Copy out every line of the data exactly.

▶ ENTRIES
-----

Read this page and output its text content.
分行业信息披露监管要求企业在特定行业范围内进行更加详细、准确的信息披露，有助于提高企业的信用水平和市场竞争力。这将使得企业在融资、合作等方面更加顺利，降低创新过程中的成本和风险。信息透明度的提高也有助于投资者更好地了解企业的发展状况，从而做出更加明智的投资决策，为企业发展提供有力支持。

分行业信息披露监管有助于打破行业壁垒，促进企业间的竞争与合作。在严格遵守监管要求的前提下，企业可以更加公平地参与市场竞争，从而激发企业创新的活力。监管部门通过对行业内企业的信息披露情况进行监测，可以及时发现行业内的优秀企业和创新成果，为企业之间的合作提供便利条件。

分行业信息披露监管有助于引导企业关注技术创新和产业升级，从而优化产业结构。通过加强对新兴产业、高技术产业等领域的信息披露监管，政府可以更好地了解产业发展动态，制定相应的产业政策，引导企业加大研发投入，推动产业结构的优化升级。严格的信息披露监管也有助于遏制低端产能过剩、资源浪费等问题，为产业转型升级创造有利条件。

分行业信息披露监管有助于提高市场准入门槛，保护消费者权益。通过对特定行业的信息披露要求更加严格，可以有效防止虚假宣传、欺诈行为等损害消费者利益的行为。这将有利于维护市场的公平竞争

-----

▶ WRITTEN SOLUTION
Read this page and output its text content.
分行业信息披露监管要求企业在特定行业范围内进行更加详细、准确的信息披露，有助于提高企业的信用水平和市场竞争力。这将使得企业在融资、合作等方面更加顺利，降低创新过程中的成本和风险。信息透明度的提高也有助于投资者更好地了解企业的发展状况，从而做出更加明智的投资决策，为企业发展提供有力支持。

分行业信息披露监管有助于打破行业壁垒，促进企业间的竞争与合作。在严格遵守监管要求的前提下，企业可以更加公平地参与市场竞争，从而激发企业创新的活力。监管部门通过对行业内企业的信息披露情况进行监测，可以及时发现行业内的优秀企业和创新成果，为企业之间的合作提供便利条件。

分行业信息披露监管有助于引导企业关注技术创新和产业升级，从而优化产业结构。通过加强对新兴产业、高技术产业等领域的信息披露监管，政府可以更好地了解产业发展动态，制定相应的产业政策，引导企业加大研发投入，推动产业结构的优化升级。严格的信息披露监管也有助于遏制低端产能过剩、资源浪费等问题，为产业转型升级创造有利条件。

分行业信息披露监管有助于提高市场准入门槛，保护消费者权益。通过对特定行业的信息披露要求更加严格，可以有效防止虚假宣传、欺诈行为等损害消费者利益的行为。这将有利于维护市场的公平竞争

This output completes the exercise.